RFI: En Ukraine, les pro-russes reviennent en force

Article publié sur le site de RFI, le 13/11/2020

Les élections municipales et régionales du 25 octobre, en Ukraine, ont officialisé une perte de vitesse du président Volodymyr Zelensky, pourtant élu en 2019 sur un raz-de-marée « dégagiste ». En revanche, une série de formations estampillées pro-russes ont réalisé de bons scores malgré le climat de guerre avec la Russie, alimentant les craintes d’une « revanche du Kremlin ». Par Sébastien Gobert.

Ce serait une « victoire triomphante », à en croire les dirigeants du parti Plateforme d’Opposition - Pour la Vie (POPV). Le 25 octobre, il est arrivé troisième au plan national, en prenant la tête dans six conseils régionaux et plusieurs dizaines de conseils municipaux de grandes et moyennes agglomérations, notamment dans l’est et le sud du pays. Le chef du parti, Viktor Medvetchouk, promeut une relation apaisée avec Moscou comme un moyen de résoudre la guerre qui dure depuis 2014 entre les deux pays. Il est en cela aidé par la relation personnelle qu’il entretient avec Vladimir Poutine, parrain de sa fille.

****************

● **À FAIRE**
a) D'après l'article sur les élections ukrainiennes, quel lien personnel unit Viktor Medvetchouk à Vladimir Poutine ?
b) Reprenez l'article sur les élections ukrainiennes à la suite de sa dernière phrase et poursuivez-le.
Le listing provient d'une autre source que l'article sur les élections ukrainiennes.

● **DONNÉES FOURNIES**
****************

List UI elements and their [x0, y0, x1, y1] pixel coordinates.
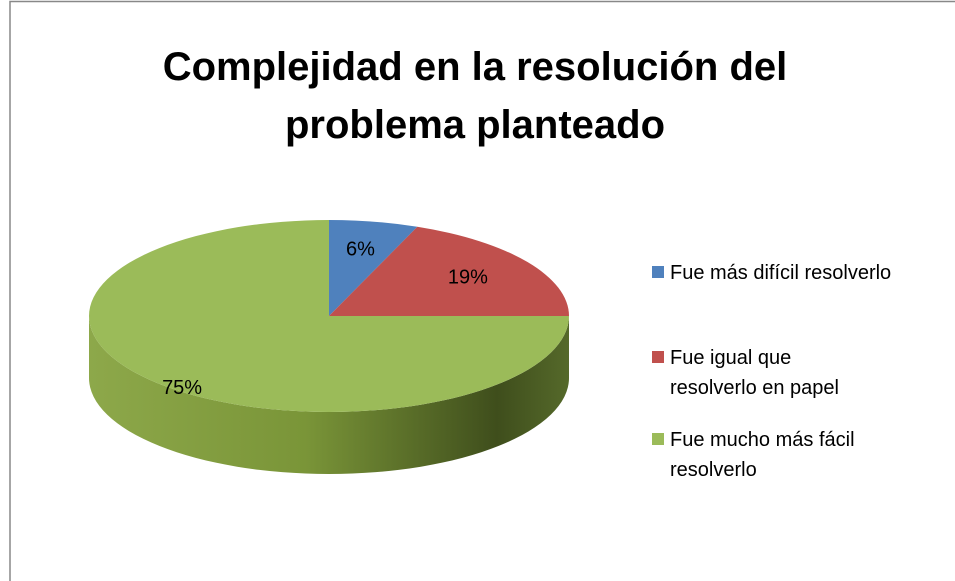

****************

● **RÉPONSES FINALES**
a) Vladimir Poutine est le parrain de sa fille.

b)
Les résultats de POPV s’associent aux succès d’autres partis politiques pro-russes au niveau local. Le parti du blogueur et trouble-fête affilié au Kremlin, Anatoliy Shariy, fait ainsi son entrée dans plusieurs assemblées locales, bien que lui-même vive en exil depuis des années, recherché par la police ukrainienne. Des barons régionaux russophiles, comme le très controversé Hennadiy Kernes à Kharkiv, ont aussi suscité une adhésion appréciable des électeurs. L’impression d’une vague pro-russe déferlant sur le pays semble donc irrésistible. Elle inquiète, alors que la Crimée reste annexée par la Russie, que l’Est en guerre demeure une plaie ouverte pour le pays, et que les réformes pro-occidentales semblent bloquées à Kiev. « La revanche du Kremlin est en marche », assène Andriy Smoliy, représentant du parti Solidarité européenne de l’ancien chef de l’État Petro Porochenko.

Pourquoi voter pro-russe?

Pour expliquer ce retour en force des partis estampillés pro-russes, les analystes avancent de multiples raisons. D’un point de vue structurel, il n’y a rien de surprenant: environ 30% de la population ukrainienne vit dans le paradigme du « monde russe », avance le politologue Serhiy Fours. Une nostalgie de l’URSS explique ce phénomène, autant que des liens économiques, culturels et familiaux. Depuis l’indépendance de l’Ukraine en 1991, ce tiers doit composer avec un autre tiers d’Ukrainiens historiquement opposé à l’idée d’une Ukraine russophile. Au gré des élections et des révolutions, ces deux blocs se disputent le dernier tiers, véritable ventre mou de l’Ukraine.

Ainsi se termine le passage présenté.